--- BEGIN ---

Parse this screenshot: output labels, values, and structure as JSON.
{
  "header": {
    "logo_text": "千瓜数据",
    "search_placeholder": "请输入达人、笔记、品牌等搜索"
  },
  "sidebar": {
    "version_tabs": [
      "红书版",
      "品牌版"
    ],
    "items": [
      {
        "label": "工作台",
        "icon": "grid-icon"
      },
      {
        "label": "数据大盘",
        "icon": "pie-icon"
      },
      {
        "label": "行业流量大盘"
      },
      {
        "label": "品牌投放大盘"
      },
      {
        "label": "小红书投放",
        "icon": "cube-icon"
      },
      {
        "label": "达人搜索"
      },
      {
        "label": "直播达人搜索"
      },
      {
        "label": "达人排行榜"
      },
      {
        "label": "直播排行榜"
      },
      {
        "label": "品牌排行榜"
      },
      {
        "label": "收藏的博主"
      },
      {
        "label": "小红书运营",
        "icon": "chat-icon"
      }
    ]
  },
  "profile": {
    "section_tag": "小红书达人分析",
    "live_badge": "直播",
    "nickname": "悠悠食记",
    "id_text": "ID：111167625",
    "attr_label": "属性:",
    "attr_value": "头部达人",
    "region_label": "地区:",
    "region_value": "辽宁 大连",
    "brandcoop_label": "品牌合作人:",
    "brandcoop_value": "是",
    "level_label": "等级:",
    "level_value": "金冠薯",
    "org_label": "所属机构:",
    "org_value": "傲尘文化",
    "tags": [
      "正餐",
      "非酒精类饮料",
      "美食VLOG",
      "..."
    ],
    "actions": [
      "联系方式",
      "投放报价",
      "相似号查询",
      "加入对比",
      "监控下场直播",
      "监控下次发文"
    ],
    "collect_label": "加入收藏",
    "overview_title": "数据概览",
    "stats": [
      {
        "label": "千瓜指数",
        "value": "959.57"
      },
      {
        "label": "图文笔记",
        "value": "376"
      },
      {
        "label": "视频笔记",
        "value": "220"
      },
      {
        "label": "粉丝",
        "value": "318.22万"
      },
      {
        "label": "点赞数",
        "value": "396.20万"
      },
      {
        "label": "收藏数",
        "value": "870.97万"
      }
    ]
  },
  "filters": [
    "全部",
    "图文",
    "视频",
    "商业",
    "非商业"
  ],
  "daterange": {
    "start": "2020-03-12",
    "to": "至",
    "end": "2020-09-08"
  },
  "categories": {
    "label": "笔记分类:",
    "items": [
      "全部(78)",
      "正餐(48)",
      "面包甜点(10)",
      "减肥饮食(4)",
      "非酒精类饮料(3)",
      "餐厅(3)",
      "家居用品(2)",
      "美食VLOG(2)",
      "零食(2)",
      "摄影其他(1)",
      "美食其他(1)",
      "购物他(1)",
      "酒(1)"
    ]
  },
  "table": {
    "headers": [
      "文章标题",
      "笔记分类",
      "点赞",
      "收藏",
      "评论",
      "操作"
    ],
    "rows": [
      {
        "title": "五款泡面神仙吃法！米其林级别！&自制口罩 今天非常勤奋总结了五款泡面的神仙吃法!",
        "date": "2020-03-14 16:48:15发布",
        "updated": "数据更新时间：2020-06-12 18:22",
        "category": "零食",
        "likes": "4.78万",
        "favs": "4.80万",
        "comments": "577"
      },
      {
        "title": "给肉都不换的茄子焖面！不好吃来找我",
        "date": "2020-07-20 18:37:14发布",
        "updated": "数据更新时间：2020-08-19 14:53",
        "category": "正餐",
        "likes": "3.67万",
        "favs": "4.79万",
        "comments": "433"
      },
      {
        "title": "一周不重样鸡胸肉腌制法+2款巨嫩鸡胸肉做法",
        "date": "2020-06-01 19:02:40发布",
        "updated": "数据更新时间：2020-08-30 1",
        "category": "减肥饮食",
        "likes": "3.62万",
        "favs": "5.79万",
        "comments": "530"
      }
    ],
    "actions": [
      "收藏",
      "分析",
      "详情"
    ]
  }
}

--- END ---
--- BEGIN ---

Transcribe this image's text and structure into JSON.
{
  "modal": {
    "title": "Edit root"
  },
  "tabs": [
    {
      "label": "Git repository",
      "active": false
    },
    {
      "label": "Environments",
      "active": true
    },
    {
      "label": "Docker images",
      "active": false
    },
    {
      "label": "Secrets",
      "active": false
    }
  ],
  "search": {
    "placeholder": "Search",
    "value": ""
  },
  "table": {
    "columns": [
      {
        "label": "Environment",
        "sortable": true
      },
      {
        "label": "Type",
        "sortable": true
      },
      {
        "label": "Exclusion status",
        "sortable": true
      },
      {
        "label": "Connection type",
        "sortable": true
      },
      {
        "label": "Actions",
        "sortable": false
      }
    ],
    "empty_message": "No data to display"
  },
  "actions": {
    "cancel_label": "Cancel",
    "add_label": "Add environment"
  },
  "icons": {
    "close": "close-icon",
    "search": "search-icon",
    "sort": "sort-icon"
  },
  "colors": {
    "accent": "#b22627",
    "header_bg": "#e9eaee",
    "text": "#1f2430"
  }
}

--- END ---
--- BEGIN ---

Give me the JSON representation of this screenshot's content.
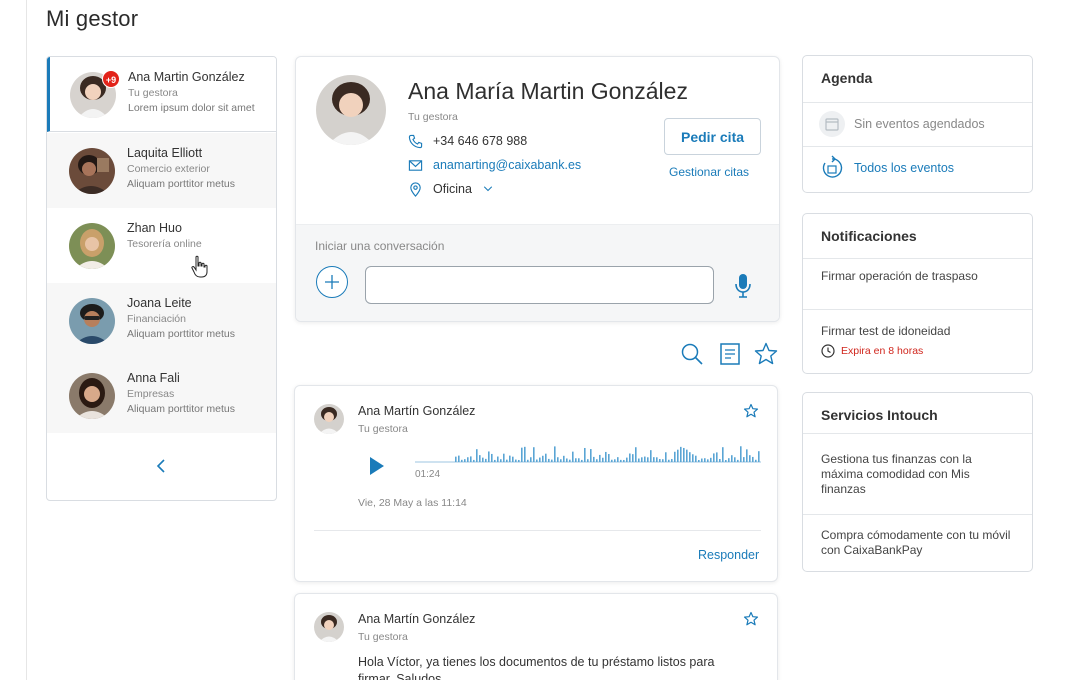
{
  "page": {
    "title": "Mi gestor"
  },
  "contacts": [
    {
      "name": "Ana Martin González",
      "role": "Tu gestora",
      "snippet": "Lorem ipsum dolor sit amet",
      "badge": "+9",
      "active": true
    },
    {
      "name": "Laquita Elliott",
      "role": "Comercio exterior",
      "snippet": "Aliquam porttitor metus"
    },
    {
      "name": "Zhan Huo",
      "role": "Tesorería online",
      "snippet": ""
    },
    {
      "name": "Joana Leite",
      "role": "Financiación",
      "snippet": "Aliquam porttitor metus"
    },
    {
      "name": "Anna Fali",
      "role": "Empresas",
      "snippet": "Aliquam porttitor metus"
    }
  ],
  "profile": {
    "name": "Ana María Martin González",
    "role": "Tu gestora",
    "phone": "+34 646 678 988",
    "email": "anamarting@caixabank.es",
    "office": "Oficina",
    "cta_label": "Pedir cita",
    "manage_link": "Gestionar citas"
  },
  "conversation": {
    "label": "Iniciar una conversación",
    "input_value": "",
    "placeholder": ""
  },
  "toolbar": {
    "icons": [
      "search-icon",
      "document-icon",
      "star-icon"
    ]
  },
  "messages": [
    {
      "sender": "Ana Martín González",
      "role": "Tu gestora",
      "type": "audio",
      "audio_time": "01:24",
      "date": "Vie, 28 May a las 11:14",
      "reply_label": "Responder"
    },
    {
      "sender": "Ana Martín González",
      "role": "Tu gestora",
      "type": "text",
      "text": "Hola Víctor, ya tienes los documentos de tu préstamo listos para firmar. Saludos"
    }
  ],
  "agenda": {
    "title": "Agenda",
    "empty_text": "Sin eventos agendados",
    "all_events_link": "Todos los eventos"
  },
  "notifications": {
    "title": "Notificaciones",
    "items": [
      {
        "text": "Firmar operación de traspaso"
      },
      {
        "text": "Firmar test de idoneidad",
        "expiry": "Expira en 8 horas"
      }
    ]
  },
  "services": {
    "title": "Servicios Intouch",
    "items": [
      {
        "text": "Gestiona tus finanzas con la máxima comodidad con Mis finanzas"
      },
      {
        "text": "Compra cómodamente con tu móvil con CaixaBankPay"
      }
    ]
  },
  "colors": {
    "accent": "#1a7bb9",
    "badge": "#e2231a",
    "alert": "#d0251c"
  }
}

--- END ---

Select all lines in the listing that include the word "category".

-- Exercise solution --
        "category": "零食",
        "category": "正餐",
        "category": "减肥饮食",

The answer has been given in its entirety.